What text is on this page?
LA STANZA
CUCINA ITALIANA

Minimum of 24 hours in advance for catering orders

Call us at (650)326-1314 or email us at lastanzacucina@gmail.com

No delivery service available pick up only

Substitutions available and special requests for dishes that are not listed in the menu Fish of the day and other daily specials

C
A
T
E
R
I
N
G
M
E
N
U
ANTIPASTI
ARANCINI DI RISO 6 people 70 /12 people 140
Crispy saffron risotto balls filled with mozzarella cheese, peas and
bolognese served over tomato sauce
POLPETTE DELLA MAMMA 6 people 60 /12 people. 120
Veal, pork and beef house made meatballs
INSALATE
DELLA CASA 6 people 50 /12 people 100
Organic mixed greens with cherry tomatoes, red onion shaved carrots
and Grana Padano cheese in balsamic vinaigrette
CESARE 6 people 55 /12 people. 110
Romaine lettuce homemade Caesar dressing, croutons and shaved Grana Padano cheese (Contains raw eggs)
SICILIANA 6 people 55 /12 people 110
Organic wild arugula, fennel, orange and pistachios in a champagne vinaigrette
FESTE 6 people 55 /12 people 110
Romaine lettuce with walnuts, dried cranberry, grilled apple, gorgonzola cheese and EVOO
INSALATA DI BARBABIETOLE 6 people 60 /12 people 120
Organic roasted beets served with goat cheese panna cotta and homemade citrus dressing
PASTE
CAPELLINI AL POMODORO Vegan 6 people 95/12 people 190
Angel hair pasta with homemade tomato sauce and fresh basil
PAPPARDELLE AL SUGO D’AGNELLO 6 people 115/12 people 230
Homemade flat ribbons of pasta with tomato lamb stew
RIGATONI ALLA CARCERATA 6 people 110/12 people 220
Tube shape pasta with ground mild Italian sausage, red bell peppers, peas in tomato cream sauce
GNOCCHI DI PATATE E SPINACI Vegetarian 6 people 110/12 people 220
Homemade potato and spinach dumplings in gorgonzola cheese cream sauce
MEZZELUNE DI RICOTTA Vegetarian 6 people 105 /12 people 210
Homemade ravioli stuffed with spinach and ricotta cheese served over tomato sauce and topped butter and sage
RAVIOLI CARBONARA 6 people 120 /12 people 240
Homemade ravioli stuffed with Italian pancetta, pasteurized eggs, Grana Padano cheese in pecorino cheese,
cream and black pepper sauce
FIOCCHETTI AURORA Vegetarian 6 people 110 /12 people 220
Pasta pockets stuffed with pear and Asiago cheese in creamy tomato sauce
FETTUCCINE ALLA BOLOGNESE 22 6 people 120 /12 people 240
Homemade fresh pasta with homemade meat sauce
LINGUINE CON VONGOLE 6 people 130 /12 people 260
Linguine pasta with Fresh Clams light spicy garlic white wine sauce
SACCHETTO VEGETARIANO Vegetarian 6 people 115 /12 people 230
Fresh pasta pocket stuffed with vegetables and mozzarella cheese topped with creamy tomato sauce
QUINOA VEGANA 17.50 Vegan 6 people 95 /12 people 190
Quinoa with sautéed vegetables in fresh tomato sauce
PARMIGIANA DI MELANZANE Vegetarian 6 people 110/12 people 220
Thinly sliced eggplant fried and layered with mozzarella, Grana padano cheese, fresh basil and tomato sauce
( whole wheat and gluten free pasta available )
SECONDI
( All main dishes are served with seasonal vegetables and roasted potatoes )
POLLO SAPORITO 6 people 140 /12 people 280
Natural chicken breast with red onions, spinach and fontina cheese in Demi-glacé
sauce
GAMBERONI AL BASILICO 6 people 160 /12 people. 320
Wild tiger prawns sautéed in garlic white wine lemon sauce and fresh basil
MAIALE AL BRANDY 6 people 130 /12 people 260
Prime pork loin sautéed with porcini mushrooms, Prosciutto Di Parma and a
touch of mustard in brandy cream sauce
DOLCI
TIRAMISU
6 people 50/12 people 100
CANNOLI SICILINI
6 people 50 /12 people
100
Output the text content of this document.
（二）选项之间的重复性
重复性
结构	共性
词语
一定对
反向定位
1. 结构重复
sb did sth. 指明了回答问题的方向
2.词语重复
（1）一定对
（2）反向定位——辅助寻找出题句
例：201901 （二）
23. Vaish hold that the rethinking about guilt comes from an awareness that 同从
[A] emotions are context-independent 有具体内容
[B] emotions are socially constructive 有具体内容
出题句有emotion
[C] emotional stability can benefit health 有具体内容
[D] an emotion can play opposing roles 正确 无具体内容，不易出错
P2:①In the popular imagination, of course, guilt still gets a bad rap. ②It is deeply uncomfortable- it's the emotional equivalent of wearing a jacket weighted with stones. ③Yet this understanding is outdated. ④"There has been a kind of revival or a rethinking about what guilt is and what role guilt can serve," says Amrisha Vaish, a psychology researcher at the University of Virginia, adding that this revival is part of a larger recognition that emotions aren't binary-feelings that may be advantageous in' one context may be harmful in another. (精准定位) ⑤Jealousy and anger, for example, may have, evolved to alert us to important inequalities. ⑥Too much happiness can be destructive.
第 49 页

* [THE REQUEST]
Please set down each line of the records exactly as given.

* [FINISHED ANSWER]
What text is on this page?
LA STANZA
CUCINA ITALIANA

Minimum of 24 hours in advance for catering orders

Call us at (650)326-1314 or email us at lastanzacucina@gmail.com

No delivery service available pick up only

Substitutions available and special requests for dishes that are not listed in the menu Fish of the day and other daily specials

C
A
T
E
R
I
N
G
M
E
N
U
ANTIPASTI
ARANCINI DI RISO 6 people 70 /12 people 140
Crispy saffron risotto balls filled with mozzarella cheese, peas and
bolognese served over tomato sauce
POLPETTE DELLA MAMMA 6 people 60 /12 people. 120
Veal, pork and beef house made meatballs
INSALATE
DELLA CASA 6 people 50 /12 people 100
Organic mixed greens with cherry tomatoes, red onion shaved carrots
and Grana Padano cheese in balsamic vinaigrette
CESARE 6 people 55 /12 people. 110
Romaine lettuce homemade Caesar dressing, croutons and shaved Grana Padano cheese (Contains raw eggs)
SICILIANA 6 people 55 /12 people 110
Organic wild arugula, fennel, orange and pistachios in a champagne vinaigrette
FESTE 6 people 55 /12 people 110
Romaine lettuce with walnuts, dried cranberry, grilled apple, gorgonzola cheese and EVOO
INSALATA DI BARBABIETOLE 6 people 60 /12 people 120
Organic roasted beets served with goat cheese panna cotta and homemade citrus dressing
PASTE
CAPELLINI AL POMODORO Vegan 6 people 95/12 people 190
Angel hair pasta with homemade tomato sauce and fresh basil
PAPPARDELLE AL SUGO D’AGNELLO 6 people 115/12 people 230
Homemade flat ribbons of pasta with tomato lamb stew
RIGATONI ALLA CARCERATA 6 people 110/12 people 220
Tube shape pasta with ground mild Italian sausage, red bell peppers, peas in tomato cream sauce
GNOCCHI DI PATATE E SPINACI Vegetarian 6 people 110/12 people 220
Homemade potato and spinach dumplings in gorgonzola cheese cream sauce
MEZZELUNE DI RICOTTA Vegetarian 6 people 105 /12 people 210
Homemade ravioli stuffed with spinach and ricotta cheese served over tomato sauce and topped butter and sage
RAVIOLI CARBONARA 6 people 120 /12 people 240
Homemade ravioli stuffed with Italian pancetta, pasteurized eggs, Grana Padano cheese in pecorino cheese,
cream and black pepper sauce
FIOCCHETTI AURORA Vegetarian 6 people 110 /12 people 220
Pasta pockets stuffed with pear and Asiago cheese in creamy tomato sauce
FETTUCCINE ALLA BOLOGNESE 22 6 people 120 /12 people 240
Homemade fresh pasta with homemade meat sauce
LINGUINE CON VONGOLE 6 people 130 /12 people 260
Linguine pasta with Fresh Clams light spicy garlic white wine sauce
SACCHETTO VEGETARIANO Vegetarian 6 people 115 /12 people 230
Fresh pasta pocket stuffed with vegetables and mozzarella cheese topped with creamy tomato sauce
QUINOA VEGANA 17.50 Vegan 6 people 95 /12 people 190
Quinoa with sautéed vegetables in fresh tomato sauce
PARMIGIANA DI MELANZANE Vegetarian 6 people 110/12 people 220
Thinly sliced eggplant fried and layered with mozzarella, Grana padano cheese, fresh basil and tomato sauce
( whole wheat and gluten free pasta available )
SECONDI
( All main dishes are served with seasonal vegetables and roasted potatoes )
POLLO SAPORITO 6 people 140 /12 people 280
Natural chicken breast with red onions, spinach and fontina cheese in Demi-glacé
sauce
GAMBERONI AL BASILICO 6 people 160 /12 people. 320
Wild tiger prawns sautéed in garlic white wine lemon sauce and fresh basil
MAIALE AL BRANDY 6 people 130 /12 people 260
Prime pork loin sautéed with porcini mushrooms, Prosciutto Di Parma and a
touch of mustard in brandy cream sauce
DOLCI
TIRAMISU
6 people 50/12 people 100
CANNOLI SICILINI
6 people 50 /12 people
100
Output the text content of this document.
（二）选项之间的重复性
重复性
结构	共性
词语
一定对
反向定位
1. 结构重复
sb did sth. 指明了回答问题的方向
2.词语重复
（1）一定对
（2）反向定位——辅助寻找出题句
例：201901 （二）
23. Vaish hold that the rethinking about guilt comes from an awareness that 同从
[A] emotions are context-independent 有具体内容
[B] emotions are socially constructive 有具体内容
出题句有emotion
[C] emotional stability can benefit health 有具体内容
[D] an emotion can play opposing roles 正确 无具体内容，不易出错
P2:①In the popular imagination, of course, guilt still gets a bad rap. ②It is deeply uncomfortable- it's the emotional equivalent of wearing a jacket weighted with stones. ③Yet this understanding is outdated. ④"There has been a kind of revival or a rethinking about what guilt is and what role guilt can serve," says Amrisha Vaish, a psychology researcher at the University of Virginia, adding that this revival is part of a larger recognition that emotions aren't binary-feelings that may be advantageous in' one context may be harmful in another. (精准定位) ⑤Jealousy and anger, for example, may have, evolved to alert us to important inequalities. ⑥Too much happiness can be destructive.
第 49 页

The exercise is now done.